## PROBLEM DETAILS
Repeat all the records exactly, omitting pictures.

>> Start

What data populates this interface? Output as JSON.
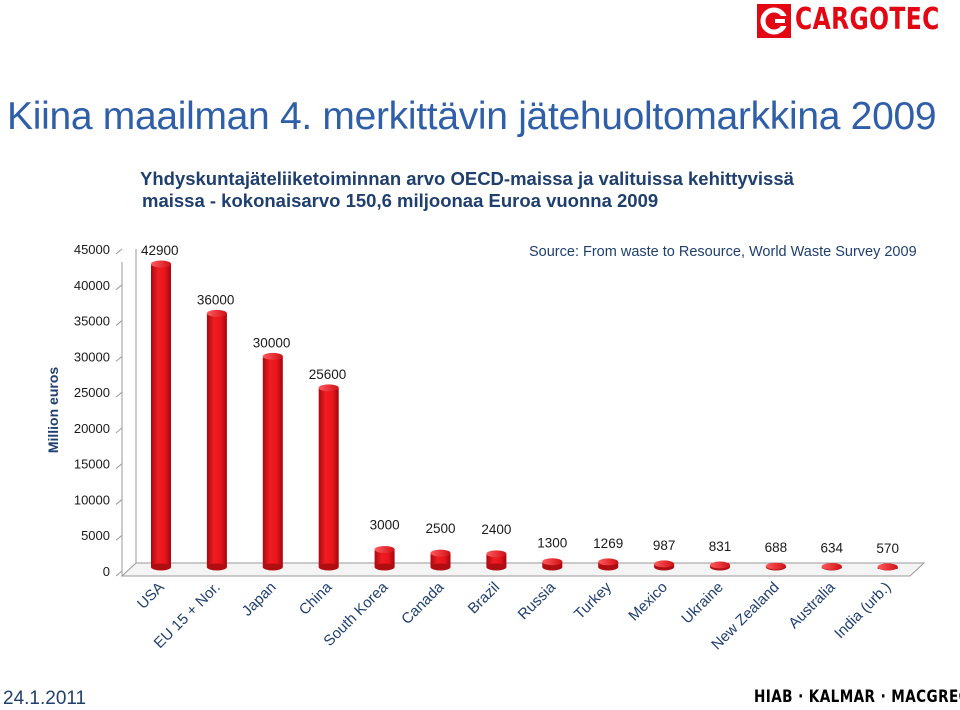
{
  "brand": {
    "name": "CARGOTEC",
    "bottom": "HIAB · KALMAR · MACGREGOR",
    "color": "#e30613"
  },
  "slide": {
    "title": "Kiina maailman 4. merkittävin jätehuoltomarkkina 2009",
    "subtitle_line1": "Yhdyskuntajäteliiketoiminnan arvo OECD-maissa ja valituissa kehittyvissä",
    "subtitle_line2": "maissa - kokonaisarvo 150,6 miljoonaa Euroa vuonna 2009",
    "date": "24.1.2011"
  },
  "chart_data": {
    "type": "bar",
    "source": "Source: From waste to Resource, World Waste Survey 2009",
    "ylabel": "Million euros",
    "ylim": [
      0,
      45000
    ],
    "yticks": [
      "0",
      "5000",
      "10000",
      "15000",
      "20000",
      "25000",
      "30000",
      "35000",
      "40000",
      "45000"
    ],
    "categories": [
      "USA",
      "EU 15 + Nor.",
      "Japan",
      "China",
      "South Korea",
      "Canada",
      "Brazil",
      "Russia",
      "Turkey",
      "Mexico",
      "Ukraine",
      "New Zealand",
      "Australia",
      "India (urb.)"
    ],
    "values": [
      42900,
      36000,
      30000,
      25600,
      3000,
      2500,
      2400,
      1300,
      1269,
      987,
      831,
      688,
      634,
      570
    ],
    "bar_color": "#e8141b",
    "grid": false
  }
}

>> End

## EXERCISE RESPONSE
What data populates this interface? Output as JSON.
{
  "brand": {
    "name": "CARGOTEC",
    "bottom": "HIAB · KALMAR · MACGREGOR",
    "color": "#e30613"
  },
  "slide": {
    "title": "Kiina maailman 4. merkittävin jätehuoltomarkkina 2009",
    "subtitle_line1": "Yhdyskuntajäteliiketoiminnan arvo OECD-maissa ja valituissa kehittyvissä",
    "subtitle_line2": "maissa - kokonaisarvo 150,6 miljoonaa Euroa vuonna 2009",
    "date": "24.1.2011"
  },
  "chart_data": {
    "type": "bar",
    "source": "Source: From waste to Resource, World Waste Survey 2009",
    "ylabel": "Million euros",
    "ylim": [
      0,
      45000
    ],
    "yticks": [
      "0",
      "5000",
      "10000",
      "15000",
      "20000",
      "25000",
      "30000",
      "35000",
      "40000",
      "45000"
    ],
    "categories": [
      "USA",
      "EU 15 + Nor.",
      "Japan",
      "China",
      "South Korea",
      "Canada",
      "Brazil",
      "Russia",
      "Turkey",
      "Mexico",
      "Ukraine",
      "New Zealand",
      "Australia",
      "India (urb.)"
    ],
    "values": [
      42900,
      36000,
      30000,
      25600,
      3000,
      2500,
      2400,
      1300,
      1269,
      987,
      831,
      688,
      634,
      570
    ],
    "bar_color": "#e8141b",
    "grid": false
  }
}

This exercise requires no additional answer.